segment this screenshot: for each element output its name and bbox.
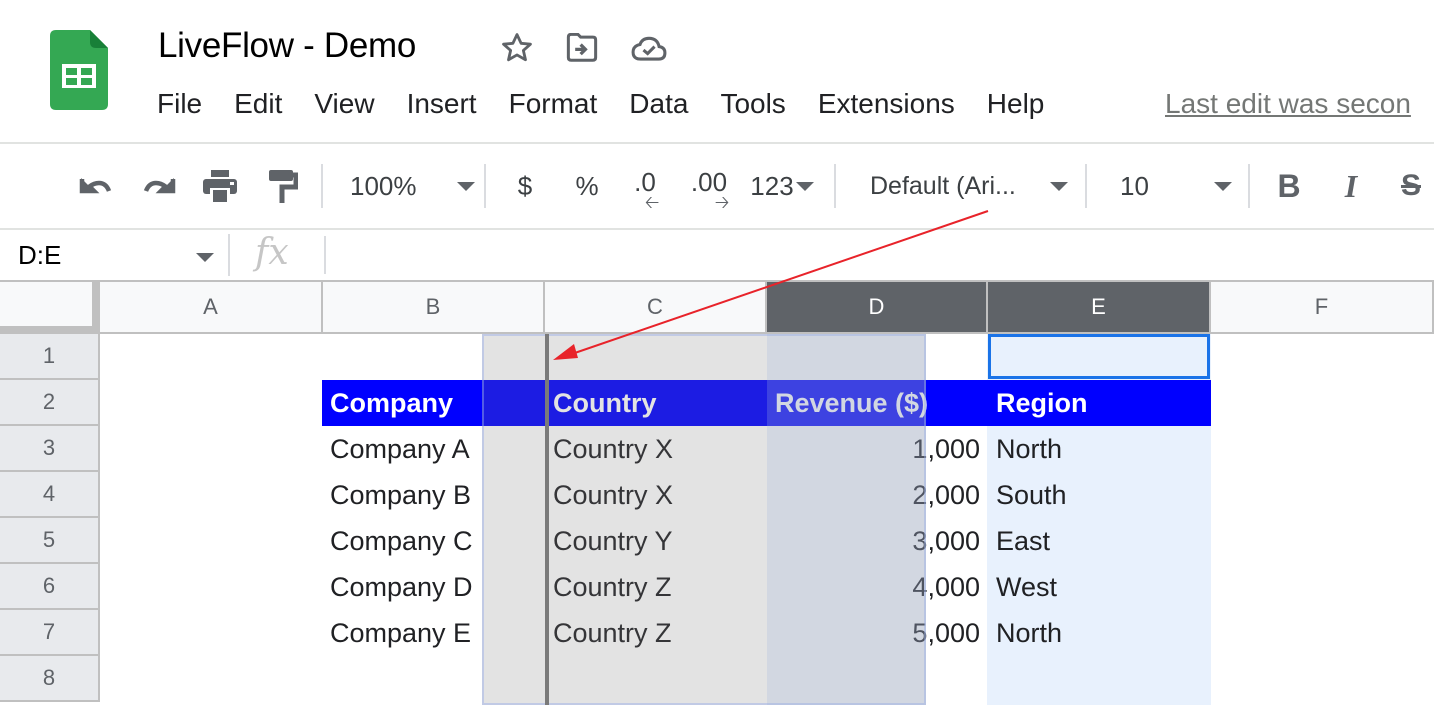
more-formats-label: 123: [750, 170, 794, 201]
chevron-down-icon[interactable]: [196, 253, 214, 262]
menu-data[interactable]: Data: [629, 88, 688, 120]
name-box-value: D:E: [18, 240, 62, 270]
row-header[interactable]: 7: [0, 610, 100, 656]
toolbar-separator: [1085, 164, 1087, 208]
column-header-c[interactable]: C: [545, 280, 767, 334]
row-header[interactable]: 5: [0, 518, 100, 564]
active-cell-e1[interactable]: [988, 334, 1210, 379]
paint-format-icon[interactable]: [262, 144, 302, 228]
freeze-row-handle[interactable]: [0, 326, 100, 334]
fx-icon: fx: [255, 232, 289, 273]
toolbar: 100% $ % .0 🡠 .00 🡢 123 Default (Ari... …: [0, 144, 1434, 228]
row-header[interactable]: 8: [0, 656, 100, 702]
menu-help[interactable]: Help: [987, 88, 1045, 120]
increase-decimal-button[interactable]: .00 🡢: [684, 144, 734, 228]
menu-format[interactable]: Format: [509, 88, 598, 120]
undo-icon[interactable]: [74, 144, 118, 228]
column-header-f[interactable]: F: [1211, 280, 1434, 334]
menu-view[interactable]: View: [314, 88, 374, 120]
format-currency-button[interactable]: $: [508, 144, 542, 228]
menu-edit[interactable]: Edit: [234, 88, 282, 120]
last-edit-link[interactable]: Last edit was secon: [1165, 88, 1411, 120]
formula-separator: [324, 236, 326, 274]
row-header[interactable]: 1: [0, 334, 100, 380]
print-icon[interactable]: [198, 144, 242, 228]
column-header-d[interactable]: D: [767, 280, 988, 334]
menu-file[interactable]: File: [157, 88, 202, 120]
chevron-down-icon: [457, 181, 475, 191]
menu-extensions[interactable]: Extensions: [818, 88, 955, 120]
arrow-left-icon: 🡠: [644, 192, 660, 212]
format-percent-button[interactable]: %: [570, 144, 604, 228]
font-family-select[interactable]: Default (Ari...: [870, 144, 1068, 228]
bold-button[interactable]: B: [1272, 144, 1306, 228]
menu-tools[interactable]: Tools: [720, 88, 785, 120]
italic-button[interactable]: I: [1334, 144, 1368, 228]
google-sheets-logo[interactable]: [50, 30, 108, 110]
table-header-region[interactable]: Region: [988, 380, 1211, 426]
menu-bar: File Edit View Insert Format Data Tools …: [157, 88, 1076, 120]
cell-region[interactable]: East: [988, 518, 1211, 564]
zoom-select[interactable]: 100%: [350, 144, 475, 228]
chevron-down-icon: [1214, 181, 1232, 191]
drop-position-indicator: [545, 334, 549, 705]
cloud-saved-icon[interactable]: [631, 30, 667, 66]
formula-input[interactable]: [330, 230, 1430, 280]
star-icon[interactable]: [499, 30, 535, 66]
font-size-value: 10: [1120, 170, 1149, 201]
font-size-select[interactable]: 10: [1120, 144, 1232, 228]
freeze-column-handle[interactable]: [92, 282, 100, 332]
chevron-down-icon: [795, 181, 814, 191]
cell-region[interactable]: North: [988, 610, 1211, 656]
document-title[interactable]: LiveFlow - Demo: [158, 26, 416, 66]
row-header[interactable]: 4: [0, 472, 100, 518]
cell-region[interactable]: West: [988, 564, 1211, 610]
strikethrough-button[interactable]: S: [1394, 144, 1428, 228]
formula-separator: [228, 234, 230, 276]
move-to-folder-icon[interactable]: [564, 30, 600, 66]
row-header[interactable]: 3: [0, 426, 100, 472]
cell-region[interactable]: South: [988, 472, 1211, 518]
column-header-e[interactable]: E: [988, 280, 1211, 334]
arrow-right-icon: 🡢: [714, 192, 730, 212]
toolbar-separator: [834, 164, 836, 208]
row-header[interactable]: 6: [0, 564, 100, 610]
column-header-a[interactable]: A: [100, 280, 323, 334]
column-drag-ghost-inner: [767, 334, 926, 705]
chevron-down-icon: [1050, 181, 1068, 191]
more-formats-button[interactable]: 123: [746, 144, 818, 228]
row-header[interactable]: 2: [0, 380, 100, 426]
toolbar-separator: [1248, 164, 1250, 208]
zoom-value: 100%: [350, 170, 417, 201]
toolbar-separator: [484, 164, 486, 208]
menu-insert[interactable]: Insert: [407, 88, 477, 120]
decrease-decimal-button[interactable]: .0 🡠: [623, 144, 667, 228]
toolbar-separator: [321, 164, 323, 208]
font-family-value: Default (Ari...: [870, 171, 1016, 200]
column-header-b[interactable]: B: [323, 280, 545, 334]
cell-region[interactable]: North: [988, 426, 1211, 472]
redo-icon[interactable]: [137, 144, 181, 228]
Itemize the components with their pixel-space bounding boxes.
---
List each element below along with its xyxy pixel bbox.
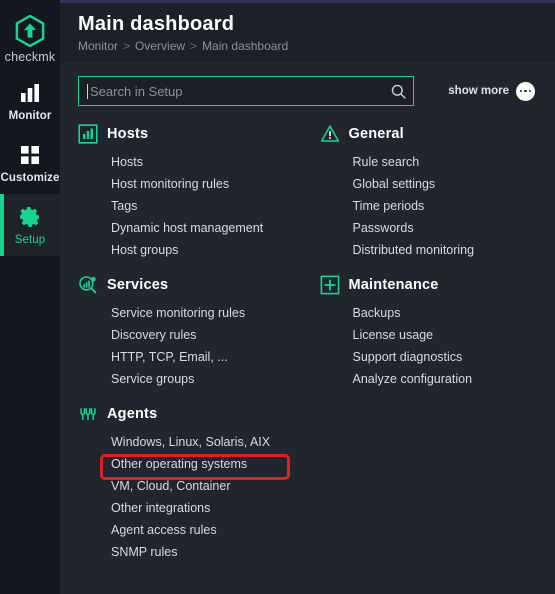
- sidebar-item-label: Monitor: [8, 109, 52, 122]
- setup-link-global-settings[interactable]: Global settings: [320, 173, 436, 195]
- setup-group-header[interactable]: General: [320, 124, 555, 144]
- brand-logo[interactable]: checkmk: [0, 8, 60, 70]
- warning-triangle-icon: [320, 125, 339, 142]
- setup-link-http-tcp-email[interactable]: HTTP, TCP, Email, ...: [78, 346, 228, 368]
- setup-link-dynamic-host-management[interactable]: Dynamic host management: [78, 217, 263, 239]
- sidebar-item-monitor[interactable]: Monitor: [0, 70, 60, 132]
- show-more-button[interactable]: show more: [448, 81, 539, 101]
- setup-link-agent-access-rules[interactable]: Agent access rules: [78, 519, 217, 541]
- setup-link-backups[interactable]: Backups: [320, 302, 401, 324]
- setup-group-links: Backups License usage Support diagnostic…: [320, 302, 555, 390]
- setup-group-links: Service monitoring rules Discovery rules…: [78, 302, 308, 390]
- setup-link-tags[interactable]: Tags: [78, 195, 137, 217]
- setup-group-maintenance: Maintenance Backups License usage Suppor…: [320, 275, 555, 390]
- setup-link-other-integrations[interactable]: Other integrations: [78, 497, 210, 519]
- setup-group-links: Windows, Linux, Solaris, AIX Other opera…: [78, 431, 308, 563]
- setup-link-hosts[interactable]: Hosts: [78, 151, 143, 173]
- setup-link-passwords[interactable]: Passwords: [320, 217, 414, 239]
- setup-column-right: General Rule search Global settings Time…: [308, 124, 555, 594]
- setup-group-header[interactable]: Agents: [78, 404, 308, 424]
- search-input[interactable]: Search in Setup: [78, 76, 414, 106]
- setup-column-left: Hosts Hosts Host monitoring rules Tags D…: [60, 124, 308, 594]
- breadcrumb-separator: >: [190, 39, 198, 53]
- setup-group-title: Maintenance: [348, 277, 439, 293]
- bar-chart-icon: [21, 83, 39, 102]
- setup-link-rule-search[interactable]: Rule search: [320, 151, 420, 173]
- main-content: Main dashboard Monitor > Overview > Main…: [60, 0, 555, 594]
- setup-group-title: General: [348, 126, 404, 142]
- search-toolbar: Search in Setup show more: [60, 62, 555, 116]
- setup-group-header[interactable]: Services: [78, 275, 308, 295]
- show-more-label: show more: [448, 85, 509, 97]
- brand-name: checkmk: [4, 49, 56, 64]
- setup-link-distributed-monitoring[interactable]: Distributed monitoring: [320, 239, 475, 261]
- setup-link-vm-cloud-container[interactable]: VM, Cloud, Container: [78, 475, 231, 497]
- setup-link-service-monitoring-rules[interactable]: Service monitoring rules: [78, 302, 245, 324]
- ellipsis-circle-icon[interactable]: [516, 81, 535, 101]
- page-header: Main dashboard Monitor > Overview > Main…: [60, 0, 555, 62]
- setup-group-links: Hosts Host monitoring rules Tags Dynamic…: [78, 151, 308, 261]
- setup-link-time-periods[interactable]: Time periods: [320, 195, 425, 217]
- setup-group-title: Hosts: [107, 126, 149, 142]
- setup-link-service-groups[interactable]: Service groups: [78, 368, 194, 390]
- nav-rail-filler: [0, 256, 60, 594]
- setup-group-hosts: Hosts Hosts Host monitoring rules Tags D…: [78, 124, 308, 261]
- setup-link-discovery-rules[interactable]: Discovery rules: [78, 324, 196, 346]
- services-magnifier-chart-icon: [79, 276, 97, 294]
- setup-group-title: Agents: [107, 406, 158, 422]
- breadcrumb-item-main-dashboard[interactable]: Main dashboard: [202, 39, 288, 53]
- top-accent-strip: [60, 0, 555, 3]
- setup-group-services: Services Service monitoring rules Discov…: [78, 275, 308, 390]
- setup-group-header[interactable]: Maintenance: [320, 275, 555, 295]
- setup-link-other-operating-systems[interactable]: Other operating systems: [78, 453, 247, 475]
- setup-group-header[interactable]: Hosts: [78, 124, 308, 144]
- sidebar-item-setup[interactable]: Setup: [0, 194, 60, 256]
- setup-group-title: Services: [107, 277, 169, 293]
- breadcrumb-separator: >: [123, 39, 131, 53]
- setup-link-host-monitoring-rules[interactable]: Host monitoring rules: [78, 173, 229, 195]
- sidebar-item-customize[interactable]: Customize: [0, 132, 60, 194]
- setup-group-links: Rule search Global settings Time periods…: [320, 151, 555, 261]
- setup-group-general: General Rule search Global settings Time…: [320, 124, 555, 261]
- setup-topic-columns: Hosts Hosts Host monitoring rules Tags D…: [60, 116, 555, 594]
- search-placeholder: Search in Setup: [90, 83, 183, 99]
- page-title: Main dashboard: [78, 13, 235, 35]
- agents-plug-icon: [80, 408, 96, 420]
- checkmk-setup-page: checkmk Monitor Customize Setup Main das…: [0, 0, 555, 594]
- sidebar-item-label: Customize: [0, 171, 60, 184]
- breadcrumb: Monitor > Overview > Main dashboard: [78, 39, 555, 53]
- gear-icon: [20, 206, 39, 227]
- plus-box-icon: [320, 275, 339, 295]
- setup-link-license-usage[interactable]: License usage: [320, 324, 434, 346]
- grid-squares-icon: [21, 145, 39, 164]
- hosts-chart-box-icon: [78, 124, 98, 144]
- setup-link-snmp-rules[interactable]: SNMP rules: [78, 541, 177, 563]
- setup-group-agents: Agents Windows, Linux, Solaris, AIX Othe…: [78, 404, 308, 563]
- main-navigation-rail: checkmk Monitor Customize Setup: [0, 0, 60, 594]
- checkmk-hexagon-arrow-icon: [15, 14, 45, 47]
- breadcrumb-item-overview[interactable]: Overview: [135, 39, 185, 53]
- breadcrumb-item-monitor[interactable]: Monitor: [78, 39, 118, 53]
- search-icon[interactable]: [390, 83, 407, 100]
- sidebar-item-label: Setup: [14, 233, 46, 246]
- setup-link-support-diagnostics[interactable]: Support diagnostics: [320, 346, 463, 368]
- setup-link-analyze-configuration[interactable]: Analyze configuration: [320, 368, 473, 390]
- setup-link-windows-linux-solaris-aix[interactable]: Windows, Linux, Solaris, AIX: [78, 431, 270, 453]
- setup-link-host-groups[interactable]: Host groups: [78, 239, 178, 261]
==
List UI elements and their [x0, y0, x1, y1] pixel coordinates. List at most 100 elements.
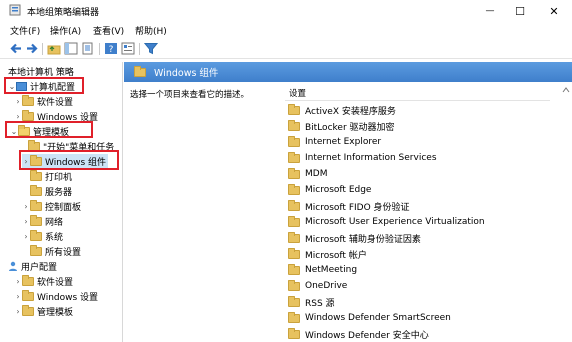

* Description of the task:
Lay out the part of the data above that opens with the line containing "List each element" and closes with the line containing "- setup-link-agent-access-rules[interactable]: Agent" as a JSON list of strings, one string per line, with blank lines and pictures left out.

* Written reply:
[
  "List each element below along with its xyxy pixel bbox.",
  "- sidebar-item-label: Monitor: [8, 109, 52, 122]",
  "- setup-link-global-settings[interactable]: Global settings: [320, 173, 436, 195]",
  "- setup-group-header[interactable]: General: [320, 124, 555, 144]",
  "- brand-logo[interactable]: checkmk: [0, 8, 60, 70]",
  "- warning-triangle-icon: [320, 125, 339, 142]",
  "- setup-link-http-tcp-email[interactable]: HTTP, TCP, Email, ...: [78, 346, 228, 368]",
  "- setup-link-dynamic-host-management[interactable]: Dynamic host management: [78, 217, 263, 239]",
  "- sidebar-item-monitor[interactable]: Monitor: [0, 70, 60, 132]",
  "- show-more-button[interactable]: show more: [448, 81, 539, 101]",
  "- setup-link-agent-access-rules[interactable]: Agent access rules: [78, 519, 217, 541]"
]